::: Task input :::

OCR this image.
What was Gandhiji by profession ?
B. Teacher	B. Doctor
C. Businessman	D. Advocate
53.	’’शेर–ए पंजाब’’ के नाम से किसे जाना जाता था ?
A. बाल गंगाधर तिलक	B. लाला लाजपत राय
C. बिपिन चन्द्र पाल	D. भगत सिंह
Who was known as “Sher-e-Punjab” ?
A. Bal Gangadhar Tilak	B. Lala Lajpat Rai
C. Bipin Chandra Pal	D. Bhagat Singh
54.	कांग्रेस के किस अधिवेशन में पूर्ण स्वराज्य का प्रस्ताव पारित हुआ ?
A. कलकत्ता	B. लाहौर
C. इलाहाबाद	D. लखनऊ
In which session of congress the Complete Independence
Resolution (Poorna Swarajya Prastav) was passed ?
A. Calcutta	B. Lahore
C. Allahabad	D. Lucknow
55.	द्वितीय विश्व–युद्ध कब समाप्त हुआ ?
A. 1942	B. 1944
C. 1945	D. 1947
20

:::

§ **Required task**:
Print again each line of the listing above, exactly as it appears.

§ **Output for this exercise**:
OCR this image.
What was Gandhiji by profession ?
B. Teacher	B. Doctor
C. Businessman	D. Advocate
53.	’’शेर–ए पंजाब’’ के नाम से किसे जाना जाता था ?
A. बाल गंगाधर तिलक	B. लाला लाजपत राय
C. बिपिन चन्द्र पाल	D. भगत सिंह
Who was known as “Sher-e-Punjab” ?
A. Bal Gangadhar Tilak	B. Lala Lajpat Rai
C. Bipin Chandra Pal	D. Bhagat Singh
54.	कांग्रेस के किस अधिवेशन में पूर्ण स्वराज्य का प्रस्ताव पारित हुआ ?
A. कलकत्ता	B. लाहौर
C. इलाहाबाद	D. लखनऊ
In which session of congress the Complete Independence
Resolution (Poorna Swarajya Prastav) was passed ?
A. Calcutta	B. Lahore
C. Allahabad	D. Lucknow
55.	द्वितीय विश्व–युद्ध कब समाप्त हुआ ?
A. 1942	B. 1944
C. 1945	D. 1947
20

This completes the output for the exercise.